→ Records provided

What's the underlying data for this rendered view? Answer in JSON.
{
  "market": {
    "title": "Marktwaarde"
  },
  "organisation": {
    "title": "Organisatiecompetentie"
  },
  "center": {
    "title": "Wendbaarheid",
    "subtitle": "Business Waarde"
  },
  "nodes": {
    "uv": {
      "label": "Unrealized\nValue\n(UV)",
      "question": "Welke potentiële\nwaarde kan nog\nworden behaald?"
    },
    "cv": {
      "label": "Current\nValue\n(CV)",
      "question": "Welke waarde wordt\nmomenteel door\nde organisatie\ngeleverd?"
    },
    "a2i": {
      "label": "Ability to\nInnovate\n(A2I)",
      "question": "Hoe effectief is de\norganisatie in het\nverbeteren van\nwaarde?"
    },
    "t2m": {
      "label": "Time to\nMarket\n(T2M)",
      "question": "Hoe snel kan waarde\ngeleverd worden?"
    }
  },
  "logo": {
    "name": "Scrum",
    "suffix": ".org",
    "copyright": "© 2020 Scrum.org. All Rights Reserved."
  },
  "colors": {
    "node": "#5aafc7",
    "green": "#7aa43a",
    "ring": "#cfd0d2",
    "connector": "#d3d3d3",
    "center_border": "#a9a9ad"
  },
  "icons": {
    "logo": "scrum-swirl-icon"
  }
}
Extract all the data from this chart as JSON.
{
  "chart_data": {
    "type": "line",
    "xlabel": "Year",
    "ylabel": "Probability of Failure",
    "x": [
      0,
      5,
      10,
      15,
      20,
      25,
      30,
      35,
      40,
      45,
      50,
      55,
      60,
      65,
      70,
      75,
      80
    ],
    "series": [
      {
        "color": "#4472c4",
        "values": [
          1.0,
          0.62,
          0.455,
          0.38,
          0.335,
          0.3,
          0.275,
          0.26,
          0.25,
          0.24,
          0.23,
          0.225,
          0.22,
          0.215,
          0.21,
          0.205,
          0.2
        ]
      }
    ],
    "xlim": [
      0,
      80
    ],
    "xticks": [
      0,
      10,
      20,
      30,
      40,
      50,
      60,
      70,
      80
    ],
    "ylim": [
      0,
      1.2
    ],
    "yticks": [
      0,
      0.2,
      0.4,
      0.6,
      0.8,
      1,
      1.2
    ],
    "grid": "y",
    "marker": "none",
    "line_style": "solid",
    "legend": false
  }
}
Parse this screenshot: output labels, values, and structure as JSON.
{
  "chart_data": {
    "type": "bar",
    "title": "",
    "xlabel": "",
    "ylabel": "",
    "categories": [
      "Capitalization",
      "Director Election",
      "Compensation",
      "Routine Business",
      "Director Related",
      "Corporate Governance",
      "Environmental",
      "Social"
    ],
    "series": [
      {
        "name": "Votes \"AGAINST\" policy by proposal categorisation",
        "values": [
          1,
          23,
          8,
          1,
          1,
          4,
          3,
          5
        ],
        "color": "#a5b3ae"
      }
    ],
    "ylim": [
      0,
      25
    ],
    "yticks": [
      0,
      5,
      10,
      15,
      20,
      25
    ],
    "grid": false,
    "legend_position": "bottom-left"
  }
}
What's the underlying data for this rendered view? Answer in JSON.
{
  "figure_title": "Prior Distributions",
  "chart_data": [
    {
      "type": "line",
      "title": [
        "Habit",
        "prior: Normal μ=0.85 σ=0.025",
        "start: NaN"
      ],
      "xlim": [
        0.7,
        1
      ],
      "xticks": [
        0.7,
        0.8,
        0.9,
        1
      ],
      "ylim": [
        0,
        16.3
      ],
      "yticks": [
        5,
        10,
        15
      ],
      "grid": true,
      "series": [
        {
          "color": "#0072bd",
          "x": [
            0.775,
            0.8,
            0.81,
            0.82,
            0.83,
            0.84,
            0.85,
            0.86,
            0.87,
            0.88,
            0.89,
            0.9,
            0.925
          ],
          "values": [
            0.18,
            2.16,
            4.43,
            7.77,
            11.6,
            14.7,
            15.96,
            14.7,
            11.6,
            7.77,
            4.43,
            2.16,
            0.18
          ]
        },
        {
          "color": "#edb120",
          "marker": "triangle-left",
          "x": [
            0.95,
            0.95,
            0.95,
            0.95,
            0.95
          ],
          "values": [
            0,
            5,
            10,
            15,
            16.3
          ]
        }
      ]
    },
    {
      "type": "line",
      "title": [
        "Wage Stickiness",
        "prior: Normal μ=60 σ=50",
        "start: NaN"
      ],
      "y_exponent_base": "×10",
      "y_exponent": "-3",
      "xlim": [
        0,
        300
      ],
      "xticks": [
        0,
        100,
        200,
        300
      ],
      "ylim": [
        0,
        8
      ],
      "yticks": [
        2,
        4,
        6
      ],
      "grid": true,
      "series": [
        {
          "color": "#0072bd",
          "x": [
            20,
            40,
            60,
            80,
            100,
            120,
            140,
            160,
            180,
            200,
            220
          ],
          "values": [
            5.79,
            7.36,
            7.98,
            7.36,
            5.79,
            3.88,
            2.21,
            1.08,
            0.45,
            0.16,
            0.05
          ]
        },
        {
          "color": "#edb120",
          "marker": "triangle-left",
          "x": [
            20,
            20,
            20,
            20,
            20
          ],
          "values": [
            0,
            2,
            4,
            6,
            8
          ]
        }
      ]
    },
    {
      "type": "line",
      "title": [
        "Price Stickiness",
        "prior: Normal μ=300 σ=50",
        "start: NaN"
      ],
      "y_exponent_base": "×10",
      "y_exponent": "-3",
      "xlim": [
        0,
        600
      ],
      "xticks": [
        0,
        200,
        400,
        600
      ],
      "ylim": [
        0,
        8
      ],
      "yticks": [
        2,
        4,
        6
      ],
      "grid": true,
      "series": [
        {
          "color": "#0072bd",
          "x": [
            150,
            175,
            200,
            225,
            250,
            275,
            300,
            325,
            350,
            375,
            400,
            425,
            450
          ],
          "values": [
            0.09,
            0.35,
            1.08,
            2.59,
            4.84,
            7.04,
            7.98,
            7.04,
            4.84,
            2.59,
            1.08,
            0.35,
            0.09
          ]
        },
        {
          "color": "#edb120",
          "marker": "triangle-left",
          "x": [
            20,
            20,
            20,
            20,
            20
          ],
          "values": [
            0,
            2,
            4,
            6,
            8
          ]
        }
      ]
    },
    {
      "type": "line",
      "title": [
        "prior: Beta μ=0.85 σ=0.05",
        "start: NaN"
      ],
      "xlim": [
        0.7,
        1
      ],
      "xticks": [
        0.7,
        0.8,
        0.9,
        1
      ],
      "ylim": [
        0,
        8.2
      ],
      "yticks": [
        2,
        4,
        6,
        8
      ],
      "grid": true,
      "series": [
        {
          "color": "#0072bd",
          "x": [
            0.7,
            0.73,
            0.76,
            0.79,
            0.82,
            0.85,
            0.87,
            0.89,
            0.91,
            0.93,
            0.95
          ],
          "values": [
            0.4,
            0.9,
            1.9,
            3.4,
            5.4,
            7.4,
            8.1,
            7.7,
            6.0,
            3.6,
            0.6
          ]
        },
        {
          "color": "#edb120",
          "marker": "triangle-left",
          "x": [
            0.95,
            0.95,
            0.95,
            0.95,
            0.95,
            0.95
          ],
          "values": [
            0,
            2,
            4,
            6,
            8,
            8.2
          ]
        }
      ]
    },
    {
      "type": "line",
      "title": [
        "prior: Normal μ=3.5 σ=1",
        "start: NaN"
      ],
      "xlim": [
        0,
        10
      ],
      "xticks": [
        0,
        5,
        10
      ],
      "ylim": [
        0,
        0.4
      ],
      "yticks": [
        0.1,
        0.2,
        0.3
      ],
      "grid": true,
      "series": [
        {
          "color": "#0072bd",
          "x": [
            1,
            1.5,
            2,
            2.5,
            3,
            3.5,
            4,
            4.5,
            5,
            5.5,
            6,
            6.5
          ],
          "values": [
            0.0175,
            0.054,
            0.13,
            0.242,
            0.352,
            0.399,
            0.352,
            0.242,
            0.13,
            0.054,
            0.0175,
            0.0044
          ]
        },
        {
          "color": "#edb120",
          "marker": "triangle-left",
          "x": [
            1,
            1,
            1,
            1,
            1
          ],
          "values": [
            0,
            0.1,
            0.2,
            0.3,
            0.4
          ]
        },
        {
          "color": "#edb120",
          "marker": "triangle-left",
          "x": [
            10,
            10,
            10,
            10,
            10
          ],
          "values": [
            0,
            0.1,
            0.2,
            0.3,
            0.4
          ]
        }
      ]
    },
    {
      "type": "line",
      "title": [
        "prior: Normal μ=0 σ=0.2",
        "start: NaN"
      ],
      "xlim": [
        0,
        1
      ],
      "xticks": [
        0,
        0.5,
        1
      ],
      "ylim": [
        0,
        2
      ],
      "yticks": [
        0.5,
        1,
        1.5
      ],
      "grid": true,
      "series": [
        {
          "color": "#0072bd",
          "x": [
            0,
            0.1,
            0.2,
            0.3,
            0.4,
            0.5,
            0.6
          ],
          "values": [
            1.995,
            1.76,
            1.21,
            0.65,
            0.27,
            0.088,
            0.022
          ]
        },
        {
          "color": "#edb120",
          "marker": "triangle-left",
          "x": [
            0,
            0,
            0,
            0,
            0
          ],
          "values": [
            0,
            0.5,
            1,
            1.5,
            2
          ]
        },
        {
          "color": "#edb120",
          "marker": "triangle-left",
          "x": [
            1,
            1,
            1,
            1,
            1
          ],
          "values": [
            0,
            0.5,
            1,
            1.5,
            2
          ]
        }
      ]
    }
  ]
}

→ What is needed
Check every line of the data, and copy the ones that contain "question".

→ Answer for the task
      "question": "Welke potentiële\nwaarde kan nog\nworden behaald?"
      "question": "Welke waarde wordt\nmomenteel door\nde organisatie\ngeleverd?"
      "question": "Hoe effectief is de\norganisatie in het\nverbeteren van\nwaarde?"
      "question": "Hoe snel kan waarde\ngeleverd worden?"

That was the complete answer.